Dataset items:
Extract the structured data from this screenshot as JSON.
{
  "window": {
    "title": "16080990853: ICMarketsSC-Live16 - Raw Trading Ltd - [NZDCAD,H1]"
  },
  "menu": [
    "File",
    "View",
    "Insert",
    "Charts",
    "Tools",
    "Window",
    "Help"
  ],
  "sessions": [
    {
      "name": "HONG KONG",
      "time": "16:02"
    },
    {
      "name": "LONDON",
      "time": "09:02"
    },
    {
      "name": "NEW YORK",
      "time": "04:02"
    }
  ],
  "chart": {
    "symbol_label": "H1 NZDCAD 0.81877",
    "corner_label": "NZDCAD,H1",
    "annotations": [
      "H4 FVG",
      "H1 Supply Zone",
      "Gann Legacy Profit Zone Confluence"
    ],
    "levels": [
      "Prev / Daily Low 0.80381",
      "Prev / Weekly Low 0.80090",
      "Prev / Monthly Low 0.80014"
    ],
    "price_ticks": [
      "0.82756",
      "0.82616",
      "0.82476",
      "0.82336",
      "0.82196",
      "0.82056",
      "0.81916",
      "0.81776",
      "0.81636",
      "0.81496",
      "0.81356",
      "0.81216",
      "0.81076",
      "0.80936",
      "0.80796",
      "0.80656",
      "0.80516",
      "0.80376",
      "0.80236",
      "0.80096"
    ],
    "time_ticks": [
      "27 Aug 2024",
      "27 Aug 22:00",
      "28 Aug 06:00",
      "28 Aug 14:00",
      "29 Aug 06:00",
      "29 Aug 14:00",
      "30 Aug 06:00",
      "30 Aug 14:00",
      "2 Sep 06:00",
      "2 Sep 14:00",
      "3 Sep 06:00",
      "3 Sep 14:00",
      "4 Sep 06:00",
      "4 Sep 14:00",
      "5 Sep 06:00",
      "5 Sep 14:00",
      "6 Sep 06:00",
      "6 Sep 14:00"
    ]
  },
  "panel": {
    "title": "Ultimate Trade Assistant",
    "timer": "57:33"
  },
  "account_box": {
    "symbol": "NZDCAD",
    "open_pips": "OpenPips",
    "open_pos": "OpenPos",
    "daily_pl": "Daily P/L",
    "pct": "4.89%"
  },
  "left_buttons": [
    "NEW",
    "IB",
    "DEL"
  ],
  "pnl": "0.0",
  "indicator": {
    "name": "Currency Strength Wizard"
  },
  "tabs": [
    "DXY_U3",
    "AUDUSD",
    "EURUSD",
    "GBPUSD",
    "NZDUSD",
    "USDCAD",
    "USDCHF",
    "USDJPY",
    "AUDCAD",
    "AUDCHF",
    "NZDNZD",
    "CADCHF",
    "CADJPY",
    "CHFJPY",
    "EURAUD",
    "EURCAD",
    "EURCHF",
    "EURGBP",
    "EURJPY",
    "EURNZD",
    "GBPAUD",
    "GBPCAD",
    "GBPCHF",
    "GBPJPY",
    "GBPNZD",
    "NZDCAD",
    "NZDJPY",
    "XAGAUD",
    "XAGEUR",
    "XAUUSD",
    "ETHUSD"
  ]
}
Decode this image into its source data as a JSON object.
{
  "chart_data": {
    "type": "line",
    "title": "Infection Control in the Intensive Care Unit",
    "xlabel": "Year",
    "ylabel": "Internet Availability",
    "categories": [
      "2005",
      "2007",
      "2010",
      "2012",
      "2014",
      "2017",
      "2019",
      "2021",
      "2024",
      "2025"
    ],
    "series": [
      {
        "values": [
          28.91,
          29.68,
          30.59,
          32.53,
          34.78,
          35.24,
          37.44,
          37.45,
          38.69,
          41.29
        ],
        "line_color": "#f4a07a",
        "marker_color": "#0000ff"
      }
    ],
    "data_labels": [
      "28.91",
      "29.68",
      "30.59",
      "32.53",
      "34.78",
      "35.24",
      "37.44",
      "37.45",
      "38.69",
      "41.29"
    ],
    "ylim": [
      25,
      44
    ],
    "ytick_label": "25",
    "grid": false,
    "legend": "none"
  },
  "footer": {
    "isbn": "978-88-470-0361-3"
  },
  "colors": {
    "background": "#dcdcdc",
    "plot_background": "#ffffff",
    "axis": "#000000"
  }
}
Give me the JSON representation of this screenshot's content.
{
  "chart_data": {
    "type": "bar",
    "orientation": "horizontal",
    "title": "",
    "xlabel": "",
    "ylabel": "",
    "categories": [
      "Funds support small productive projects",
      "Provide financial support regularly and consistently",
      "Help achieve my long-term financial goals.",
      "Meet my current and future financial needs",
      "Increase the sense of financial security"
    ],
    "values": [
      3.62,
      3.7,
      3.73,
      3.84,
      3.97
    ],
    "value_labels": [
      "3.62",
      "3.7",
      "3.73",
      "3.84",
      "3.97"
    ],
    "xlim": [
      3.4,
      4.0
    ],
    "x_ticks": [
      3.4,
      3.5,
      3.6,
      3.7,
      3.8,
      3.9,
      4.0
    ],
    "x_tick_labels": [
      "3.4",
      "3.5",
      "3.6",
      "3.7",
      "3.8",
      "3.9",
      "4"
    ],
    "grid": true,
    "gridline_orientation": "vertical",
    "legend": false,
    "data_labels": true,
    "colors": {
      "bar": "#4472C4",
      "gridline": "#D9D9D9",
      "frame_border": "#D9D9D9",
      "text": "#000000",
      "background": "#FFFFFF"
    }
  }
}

• Challenge: Every line from the line containing "Give me the" to the last line of the material above must be repeated exactly, and no other line.

• Exercise response:
Give me the JSON representation of this screenshot's content.
{
  "chart_data": {
    "type": "bar",
    "orientation": "horizontal",
    "title": "",
    "xlabel": "",
    "ylabel": "",
    "categories": [
      "Funds support small productive projects",
      "Provide financial support regularly and consistently",
      "Help achieve my long-term financial goals.",
      "Meet my current and future financial needs",
      "Increase the sense of financial security"
    ],
    "values": [
      3.62,
      3.7,
      3.73,
      3.84,
      3.97
    ],
    "value_labels": [
      "3.62",
      "3.7",
      "3.73",
      "3.84",
      "3.97"
    ],
    "xlim": [
      3.4,
      4.0
    ],
    "x_ticks": [
      3.4,
      3.5,
      3.6,
      3.7,
      3.8,
      3.9,
      4.0
    ],
    "x_tick_labels": [
      "3.4",
      "3.5",
      "3.6",
      "3.7",
      "3.8",
      "3.9",
      "4"
    ],
    "grid": true,
    "gridline_orientation": "vertical",
    "legend": false,
    "data_labels": true,
    "colors": {
      "bar": "#4472C4",
      "gridline": "#D9D9D9",
      "frame_border": "#D9D9D9",
      "text": "#000000",
      "background": "#FFFFFF"
    }
  }
}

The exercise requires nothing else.